Task to complete: Return the material exactly as supplied, apart from the pictures, which are omitted.

*****

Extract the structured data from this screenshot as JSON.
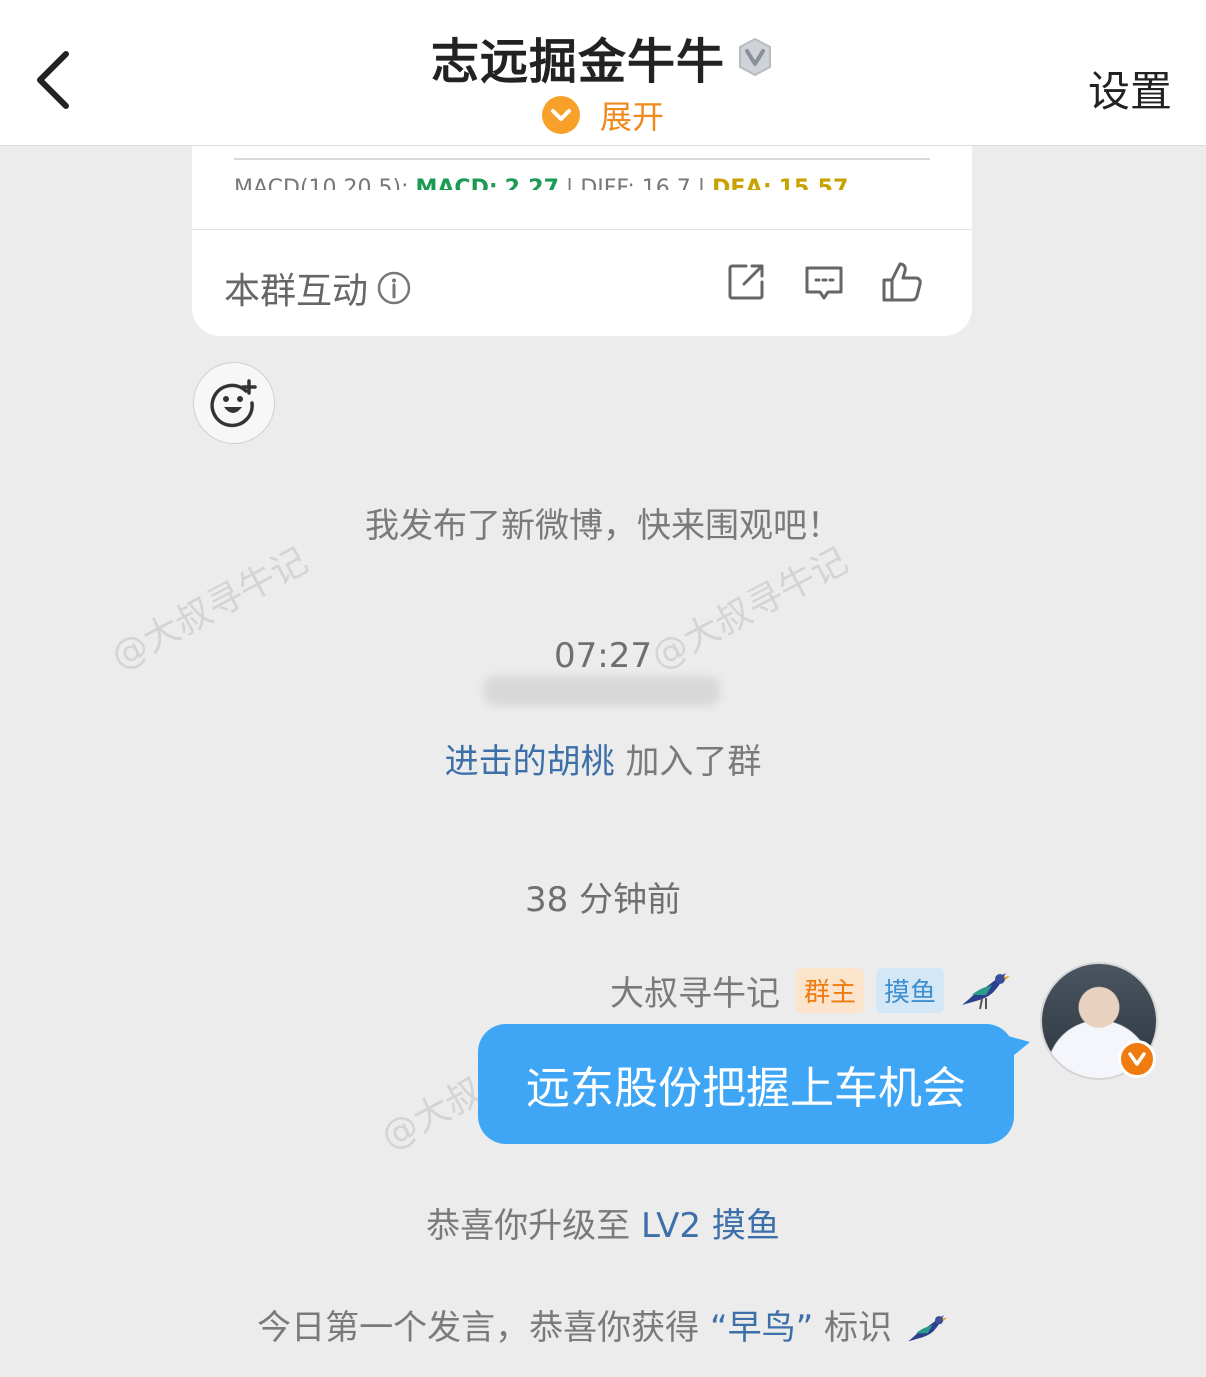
{
  "header": {
    "title": "志远掘金牛牛",
    "expand_label": "展开",
    "settings_label": "设置"
  },
  "card": {
    "macd": {
      "prefix": "MACD(10,20,5):",
      "macd_label": "MACD:",
      "macd_value": "2.27",
      "diff_label": "DIFF:",
      "diff_value": "16.7",
      "dea_label": "DEA:",
      "dea_value": "15.57"
    },
    "interaction_label": "本群互动"
  },
  "messages": {
    "post_notice": "我发布了新微博，快来围观吧！",
    "time_1": "07:27",
    "joined_user": "进击的胡桃",
    "joined_suffix": "加入了群",
    "time_2": "38 分钟前",
    "sender_name": "大叔寻牛记",
    "badge_owner": "群主",
    "badge_level": "摸鱼",
    "bubble_text": "远东股份把握上车机会",
    "upgrade_prefix": "恭喜你升级至",
    "upgrade_level": "LV2 摸鱼",
    "earlybird_prefix": "今日第一个发言，恭喜你获得",
    "earlybird_badge": "“早鸟”",
    "earlybird_suffix": "标识"
  },
  "watermarks": [
    "@大叔寻牛记",
    "@大叔寻牛记",
    "@大叔寻牛记"
  ],
  "colors": {
    "accent_orange": "#f08a1c",
    "bubble_blue": "#3ea6f5",
    "link_blue": "#3d6fa8",
    "background": "#ececec"
  },
  "icons": [
    "back-arrow-icon",
    "verified-v-icon",
    "chevron-down-icon",
    "info-icon",
    "share-icon",
    "comment-icon",
    "like-icon",
    "emoji-add-icon",
    "bird-icon",
    "verified-orange-icon"
  ]
}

*****

Exercise response:
Extract the structured data from this screenshot as JSON.
{
  "header": {
    "title": "志远掘金牛牛",
    "expand_label": "展开",
    "settings_label": "设置"
  },
  "card": {
    "macd": {
      "prefix": "MACD(10,20,5):",
      "macd_label": "MACD:",
      "macd_value": "2.27",
      "diff_label": "DIFF:",
      "diff_value": "16.7",
      "dea_label": "DEA:",
      "dea_value": "15.57"
    },
    "interaction_label": "本群互动"
  },
  "messages": {
    "post_notice": "我发布了新微博，快来围观吧！",
    "time_1": "07:27",
    "joined_user": "进击的胡桃",
    "joined_suffix": "加入了群",
    "time_2": "38 分钟前",
    "sender_name": "大叔寻牛记",
    "badge_owner": "群主",
    "badge_level": "摸鱼",
    "bubble_text": "远东股份把握上车机会",
    "upgrade_prefix": "恭喜你升级至",
    "upgrade_level": "LV2 摸鱼",
    "earlybird_prefix": "今日第一个发言，恭喜你获得",
    "earlybird_badge": "“早鸟”",
    "earlybird_suffix": "标识"
  },
  "watermarks": [
    "@大叔寻牛记",
    "@大叔寻牛记",
    "@大叔寻牛记"
  ],
  "colors": {
    "accent_orange": "#f08a1c",
    "bubble_blue": "#3ea6f5",
    "link_blue": "#3d6fa8",
    "background": "#ececec"
  },
  "icons": [
    "back-arrow-icon",
    "verified-v-icon",
    "chevron-down-icon",
    "info-icon",
    "share-icon",
    "comment-icon",
    "like-icon",
    "emoji-add-icon",
    "bird-icon",
    "verified-orange-icon"
  ]
}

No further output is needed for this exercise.